■ Directions for this task
Extract each line where the string "Main" shows up.

(Data excerpts)
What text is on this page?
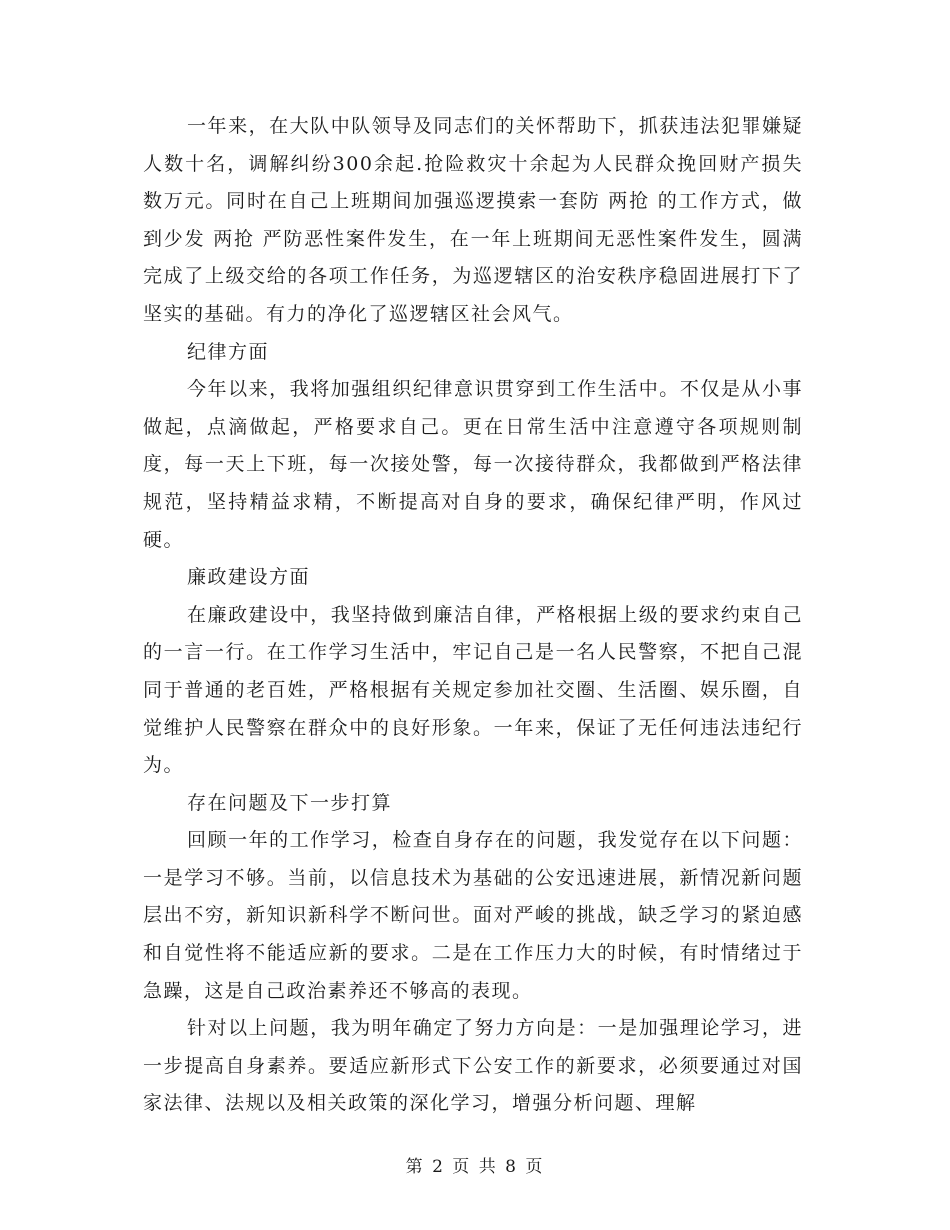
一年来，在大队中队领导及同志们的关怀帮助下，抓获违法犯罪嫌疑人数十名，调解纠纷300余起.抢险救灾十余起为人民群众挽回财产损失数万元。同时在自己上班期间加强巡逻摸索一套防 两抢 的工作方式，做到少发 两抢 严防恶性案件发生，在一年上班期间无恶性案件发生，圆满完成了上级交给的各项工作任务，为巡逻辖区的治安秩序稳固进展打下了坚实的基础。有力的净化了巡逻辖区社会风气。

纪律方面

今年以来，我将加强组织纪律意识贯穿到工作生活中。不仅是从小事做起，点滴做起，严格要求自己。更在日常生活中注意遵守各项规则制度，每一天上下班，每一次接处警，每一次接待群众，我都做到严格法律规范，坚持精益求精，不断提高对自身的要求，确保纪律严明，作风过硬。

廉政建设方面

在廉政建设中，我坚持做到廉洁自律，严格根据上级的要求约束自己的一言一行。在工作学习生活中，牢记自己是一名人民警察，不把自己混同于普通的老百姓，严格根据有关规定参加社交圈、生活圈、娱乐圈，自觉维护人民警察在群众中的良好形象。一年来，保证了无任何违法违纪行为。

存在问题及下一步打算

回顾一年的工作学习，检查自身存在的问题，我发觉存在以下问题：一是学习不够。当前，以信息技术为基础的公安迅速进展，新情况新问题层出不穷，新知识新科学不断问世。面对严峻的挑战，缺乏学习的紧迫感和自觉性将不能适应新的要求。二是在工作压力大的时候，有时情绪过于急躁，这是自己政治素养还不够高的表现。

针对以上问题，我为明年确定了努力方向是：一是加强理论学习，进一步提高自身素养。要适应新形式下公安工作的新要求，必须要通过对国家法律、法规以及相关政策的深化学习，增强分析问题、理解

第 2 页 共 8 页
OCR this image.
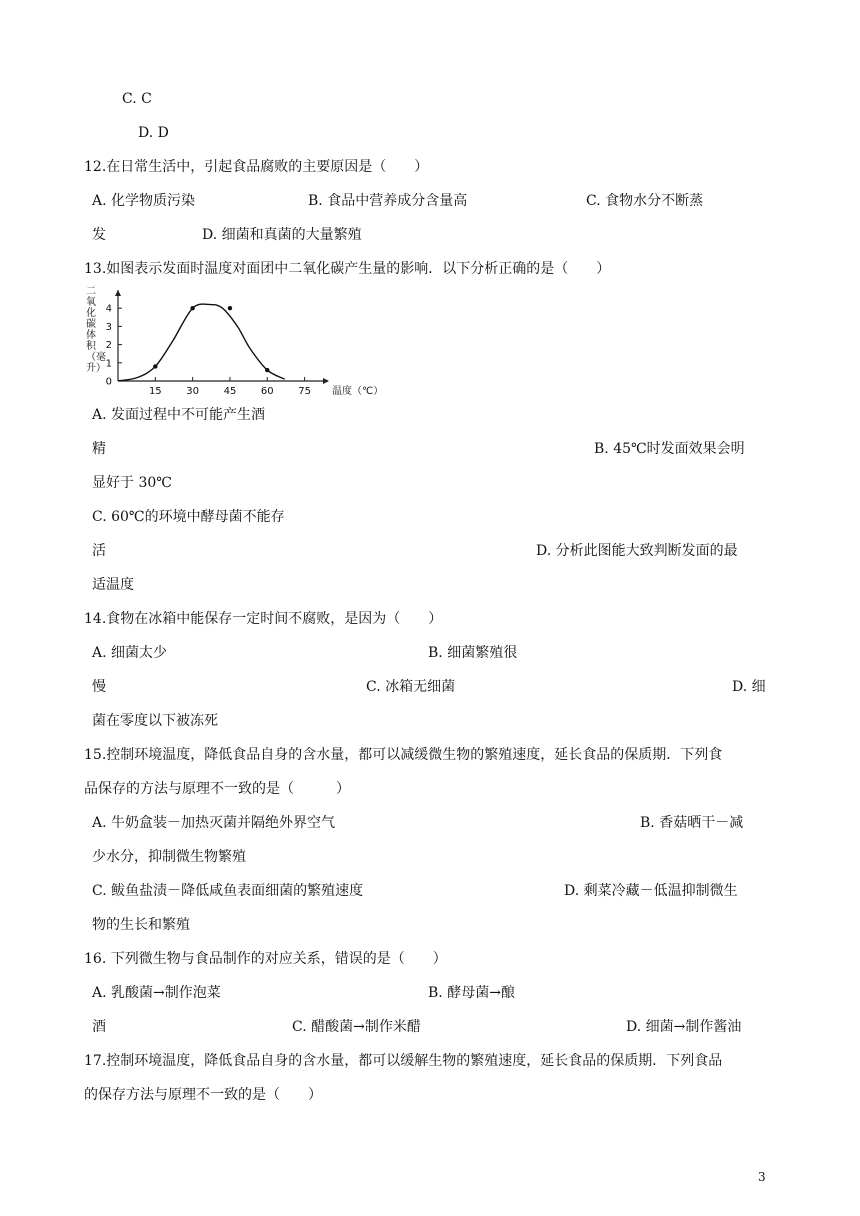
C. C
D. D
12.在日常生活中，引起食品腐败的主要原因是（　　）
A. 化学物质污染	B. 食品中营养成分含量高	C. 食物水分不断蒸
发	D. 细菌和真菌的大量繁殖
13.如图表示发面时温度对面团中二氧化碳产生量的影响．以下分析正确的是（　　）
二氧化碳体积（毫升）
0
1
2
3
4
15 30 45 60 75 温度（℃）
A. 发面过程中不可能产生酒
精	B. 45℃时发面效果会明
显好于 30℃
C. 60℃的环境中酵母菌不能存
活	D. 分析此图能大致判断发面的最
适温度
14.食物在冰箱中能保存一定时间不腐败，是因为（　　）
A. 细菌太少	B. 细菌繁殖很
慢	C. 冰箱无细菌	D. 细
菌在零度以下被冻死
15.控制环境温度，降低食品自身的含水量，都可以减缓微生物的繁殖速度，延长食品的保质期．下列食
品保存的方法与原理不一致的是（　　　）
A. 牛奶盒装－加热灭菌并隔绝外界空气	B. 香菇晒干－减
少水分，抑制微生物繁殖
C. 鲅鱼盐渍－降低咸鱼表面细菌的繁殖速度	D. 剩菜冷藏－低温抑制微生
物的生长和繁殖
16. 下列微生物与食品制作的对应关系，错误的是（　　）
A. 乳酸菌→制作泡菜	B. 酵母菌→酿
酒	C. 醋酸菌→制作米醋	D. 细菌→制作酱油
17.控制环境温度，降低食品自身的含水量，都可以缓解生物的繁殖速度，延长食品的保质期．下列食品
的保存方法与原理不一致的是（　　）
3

---

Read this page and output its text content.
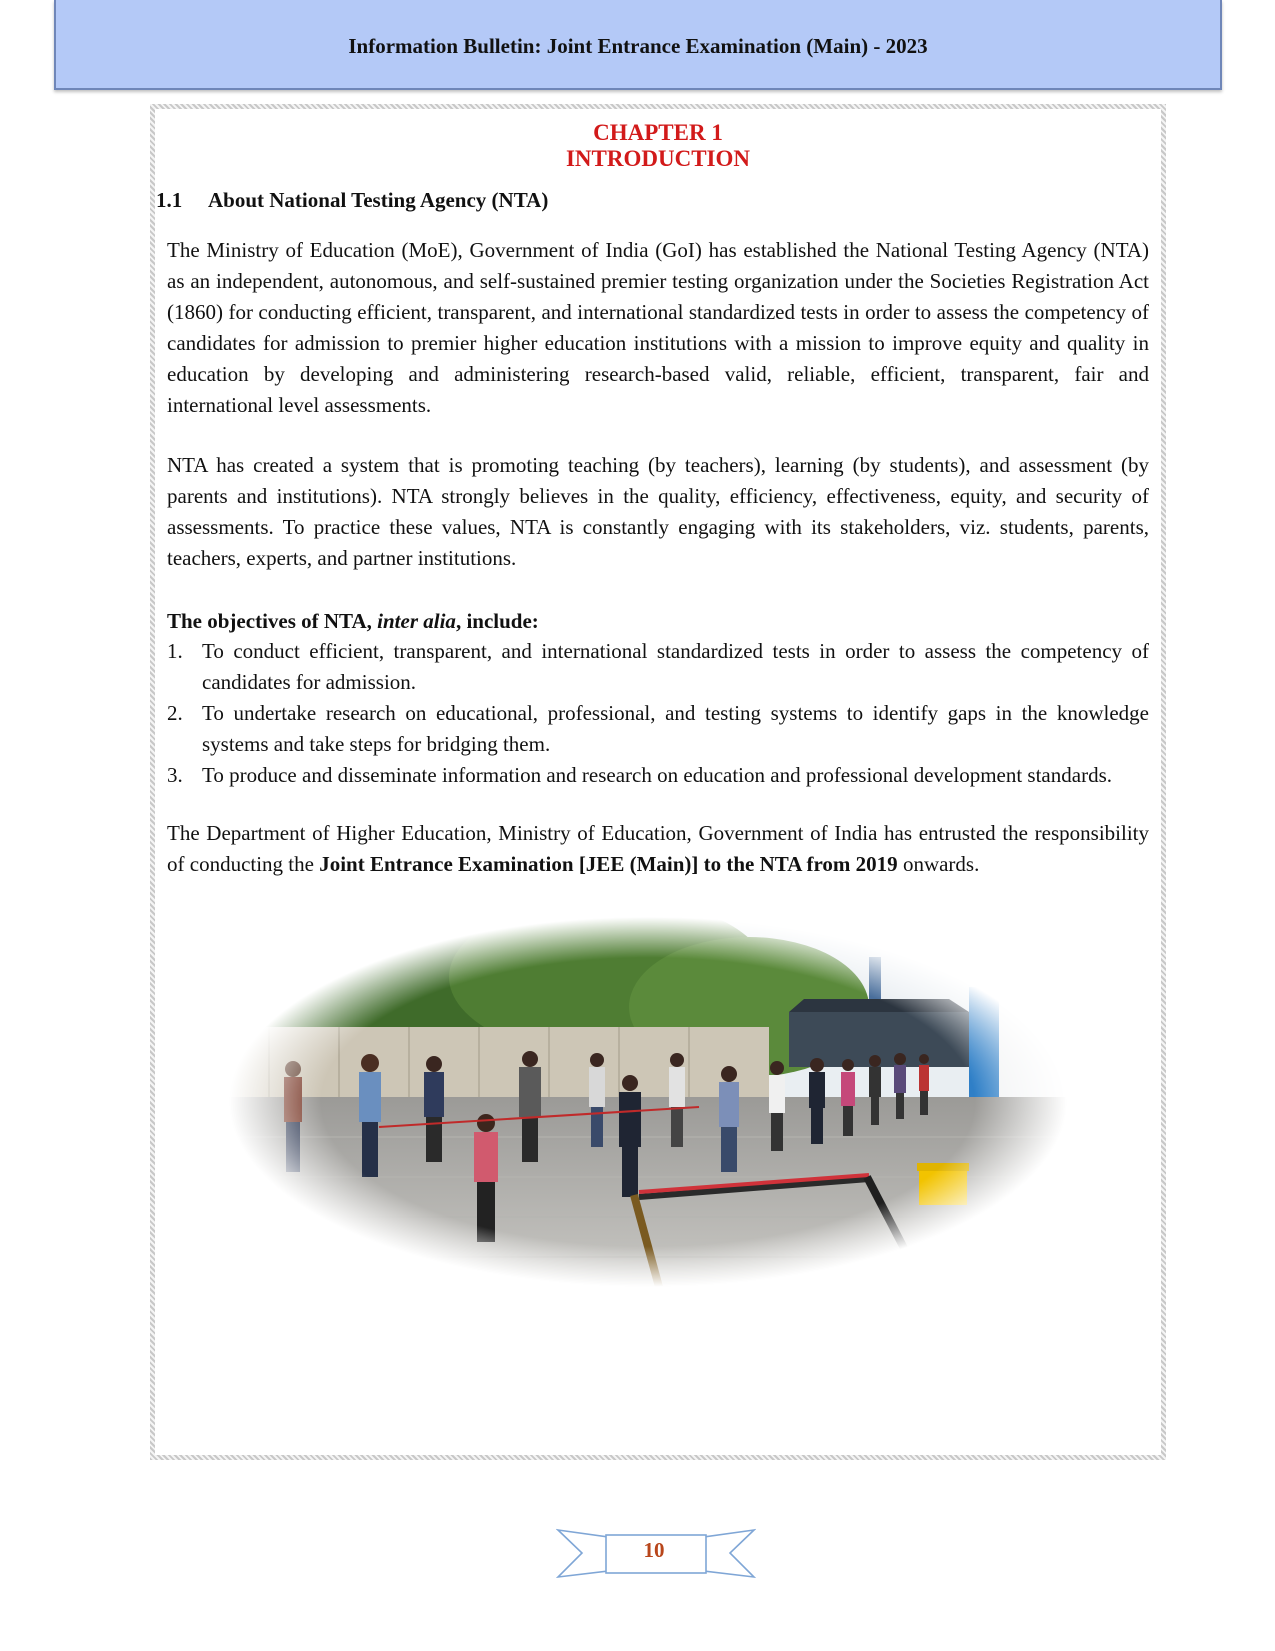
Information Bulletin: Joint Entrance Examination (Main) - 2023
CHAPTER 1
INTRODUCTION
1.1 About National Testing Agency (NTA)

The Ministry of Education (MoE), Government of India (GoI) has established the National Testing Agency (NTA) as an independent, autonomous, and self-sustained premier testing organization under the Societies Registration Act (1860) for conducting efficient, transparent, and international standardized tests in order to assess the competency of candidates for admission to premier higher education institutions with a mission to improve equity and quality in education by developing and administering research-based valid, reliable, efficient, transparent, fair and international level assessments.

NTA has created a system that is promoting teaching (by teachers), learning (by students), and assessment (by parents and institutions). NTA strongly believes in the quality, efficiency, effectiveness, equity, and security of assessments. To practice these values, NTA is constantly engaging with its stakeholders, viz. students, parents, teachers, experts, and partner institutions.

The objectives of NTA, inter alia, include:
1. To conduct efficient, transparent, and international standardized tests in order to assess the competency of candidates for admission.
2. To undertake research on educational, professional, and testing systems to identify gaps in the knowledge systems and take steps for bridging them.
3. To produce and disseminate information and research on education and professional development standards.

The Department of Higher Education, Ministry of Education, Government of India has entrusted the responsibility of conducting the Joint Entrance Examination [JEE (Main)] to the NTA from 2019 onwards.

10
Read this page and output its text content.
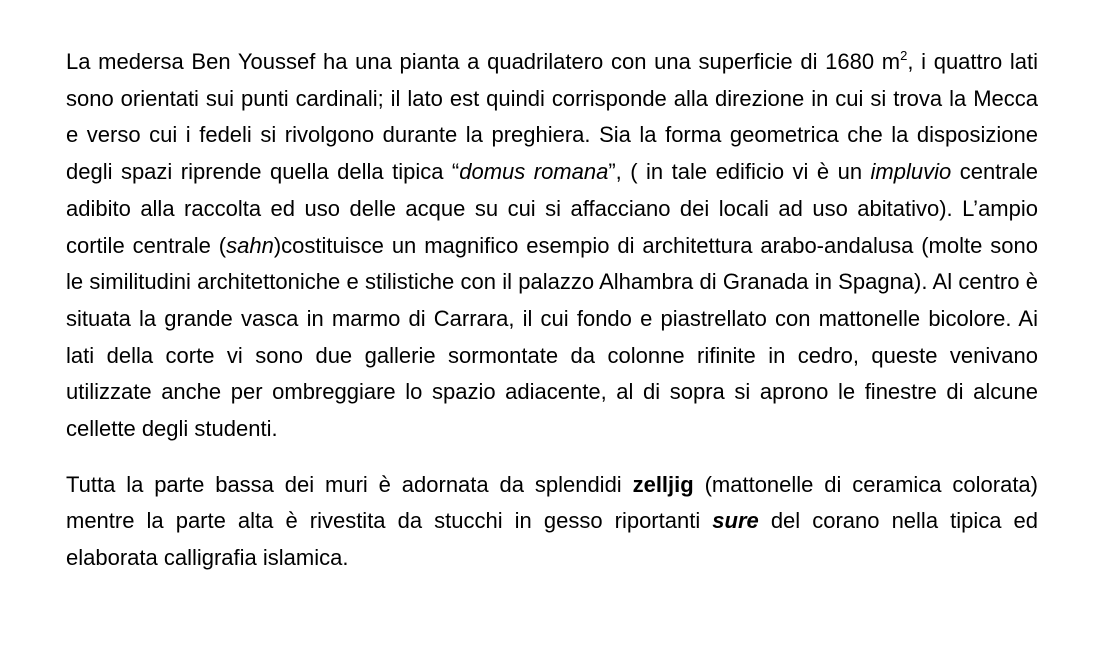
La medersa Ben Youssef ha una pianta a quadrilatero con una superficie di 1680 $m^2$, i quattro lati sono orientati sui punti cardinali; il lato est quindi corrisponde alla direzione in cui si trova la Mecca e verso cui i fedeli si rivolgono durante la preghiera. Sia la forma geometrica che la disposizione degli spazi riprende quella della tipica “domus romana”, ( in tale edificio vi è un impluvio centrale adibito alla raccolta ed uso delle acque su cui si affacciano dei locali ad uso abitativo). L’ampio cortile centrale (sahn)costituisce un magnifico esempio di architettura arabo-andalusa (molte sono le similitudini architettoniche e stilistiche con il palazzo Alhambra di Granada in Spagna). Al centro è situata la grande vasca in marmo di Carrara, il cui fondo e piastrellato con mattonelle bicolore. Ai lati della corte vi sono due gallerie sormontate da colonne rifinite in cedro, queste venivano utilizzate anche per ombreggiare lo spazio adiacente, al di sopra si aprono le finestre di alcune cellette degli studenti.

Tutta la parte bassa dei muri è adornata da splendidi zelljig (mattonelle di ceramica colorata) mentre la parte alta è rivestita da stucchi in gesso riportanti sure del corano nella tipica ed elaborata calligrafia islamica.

■ Complete output
Information Bulletin: Joint Entrance Examination (Main) - 2023
The Department of Higher Education, Ministry of Education, Government of India has entrusted the responsibility of conducting the Joint Entrance Examination [JEE (Main)] to the NTA from 2019 onwards.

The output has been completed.